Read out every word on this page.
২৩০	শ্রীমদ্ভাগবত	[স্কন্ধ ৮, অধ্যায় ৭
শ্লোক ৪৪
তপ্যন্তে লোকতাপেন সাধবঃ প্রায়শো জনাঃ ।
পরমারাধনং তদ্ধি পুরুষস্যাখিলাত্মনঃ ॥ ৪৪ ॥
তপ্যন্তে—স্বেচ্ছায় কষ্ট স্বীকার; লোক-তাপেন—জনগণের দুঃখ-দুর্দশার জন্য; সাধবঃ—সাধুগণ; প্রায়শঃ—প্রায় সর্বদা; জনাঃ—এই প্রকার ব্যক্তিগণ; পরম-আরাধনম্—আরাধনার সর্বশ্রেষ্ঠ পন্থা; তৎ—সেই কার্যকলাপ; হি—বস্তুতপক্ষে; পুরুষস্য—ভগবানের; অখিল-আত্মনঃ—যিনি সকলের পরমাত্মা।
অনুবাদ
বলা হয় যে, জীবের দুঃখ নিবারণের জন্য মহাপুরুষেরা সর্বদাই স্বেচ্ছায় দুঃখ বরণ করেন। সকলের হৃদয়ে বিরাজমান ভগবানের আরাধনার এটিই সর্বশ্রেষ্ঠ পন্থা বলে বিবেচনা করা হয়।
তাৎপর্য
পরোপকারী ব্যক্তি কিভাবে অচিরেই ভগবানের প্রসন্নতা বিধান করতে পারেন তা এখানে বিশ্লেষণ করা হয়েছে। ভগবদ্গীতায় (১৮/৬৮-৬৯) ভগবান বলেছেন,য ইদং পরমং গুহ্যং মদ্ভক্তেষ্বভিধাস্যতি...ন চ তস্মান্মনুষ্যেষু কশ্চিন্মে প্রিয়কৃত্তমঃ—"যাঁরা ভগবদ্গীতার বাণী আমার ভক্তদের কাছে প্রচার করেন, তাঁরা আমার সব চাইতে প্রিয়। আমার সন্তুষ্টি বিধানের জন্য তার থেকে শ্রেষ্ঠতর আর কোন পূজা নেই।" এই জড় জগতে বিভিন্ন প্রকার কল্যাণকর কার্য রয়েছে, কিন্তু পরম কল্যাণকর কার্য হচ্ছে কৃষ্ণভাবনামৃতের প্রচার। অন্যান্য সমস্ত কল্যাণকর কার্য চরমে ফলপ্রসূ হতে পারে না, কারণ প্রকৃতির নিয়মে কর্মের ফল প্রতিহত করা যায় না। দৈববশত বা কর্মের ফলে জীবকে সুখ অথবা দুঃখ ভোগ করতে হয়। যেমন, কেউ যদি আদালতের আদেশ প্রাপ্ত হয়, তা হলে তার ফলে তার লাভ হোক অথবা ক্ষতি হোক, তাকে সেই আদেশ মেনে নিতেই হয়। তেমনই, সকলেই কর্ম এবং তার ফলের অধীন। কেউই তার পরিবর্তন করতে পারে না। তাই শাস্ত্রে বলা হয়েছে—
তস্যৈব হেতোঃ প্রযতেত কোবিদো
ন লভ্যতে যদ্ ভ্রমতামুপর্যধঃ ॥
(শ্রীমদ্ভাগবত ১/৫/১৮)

**SHORT EXERCISE:**
Write an exact transcription of every entry above.

**FINAL RESULT:**
Read out every word on this page.
২৩০	শ্রীমদ্ভাগবত	[স্কন্ধ ৮, অধ্যায় ৭
শ্লোক ৪৪
তপ্যন্তে লোকতাপেন সাধবঃ প্রায়শো জনাঃ ।
পরমারাধনং তদ্ধি পুরুষস্যাখিলাত্মনঃ ॥ ৪৪ ॥
তপ্যন্তে—স্বেচ্ছায় কষ্ট স্বীকার; লোক-তাপেন—জনগণের দুঃখ-দুর্দশার জন্য; সাধবঃ—সাধুগণ; প্রায়শঃ—প্রায় সর্বদা; জনাঃ—এই প্রকার ব্যক্তিগণ; পরম-আরাধনম্—আরাধনার সর্বশ্রেষ্ঠ পন্থা; তৎ—সেই কার্যকলাপ; হি—বস্তুতপক্ষে; পুরুষস্য—ভগবানের; অখিল-আত্মনঃ—যিনি সকলের পরমাত্মা।
অনুবাদ
বলা হয় যে, জীবের দুঃখ নিবারণের জন্য মহাপুরুষেরা সর্বদাই স্বেচ্ছায় দুঃখ বরণ করেন। সকলের হৃদয়ে বিরাজমান ভগবানের আরাধনার এটিই সর্বশ্রেষ্ঠ পন্থা বলে বিবেচনা করা হয়।
তাৎপর্য
পরোপকারী ব্যক্তি কিভাবে অচিরেই ভগবানের প্রসন্নতা বিধান করতে পারেন তা এখানে বিশ্লেষণ করা হয়েছে। ভগবদ্গীতায় (১৮/৬৮-৬৯) ভগবান বলেছেন,য ইদং পরমং গুহ্যং মদ্ভক্তেষ্বভিধাস্যতি...ন চ তস্মান্মনুষ্যেষু কশ্চিন্মে প্রিয়কৃত্তমঃ—"যাঁরা ভগবদ্গীতার বাণী আমার ভক্তদের কাছে প্রচার করেন, তাঁরা আমার সব চাইতে প্রিয়। আমার সন্তুষ্টি বিধানের জন্য তার থেকে শ্রেষ্ঠতর আর কোন পূজা নেই।" এই জড় জগতে বিভিন্ন প্রকার কল্যাণকর কার্য রয়েছে, কিন্তু পরম কল্যাণকর কার্য হচ্ছে কৃষ্ণভাবনামৃতের প্রচার। অন্যান্য সমস্ত কল্যাণকর কার্য চরমে ফলপ্রসূ হতে পারে না, কারণ প্রকৃতির নিয়মে কর্মের ফল প্রতিহত করা যায় না। দৈববশত বা কর্মের ফলে জীবকে সুখ অথবা দুঃখ ভোগ করতে হয়। যেমন, কেউ যদি আদালতের আদেশ প্রাপ্ত হয়, তা হলে তার ফলে তার লাভ হোক অথবা ক্ষতি হোক, তাকে সেই আদেশ মেনে নিতেই হয়। তেমনই, সকলেই কর্ম এবং তার ফলের অধীন। কেউই তার পরিবর্তন করতে পারে না। তাই শাস্ত্রে বলা হয়েছে—
তস্যৈব হেতোঃ প্রযতেত কোবিদো
ন লভ্যতে যদ্ ভ্রমতামুপর্যধঃ ॥
(শ্রীমদ্ভাগবত ১/৫/১৮)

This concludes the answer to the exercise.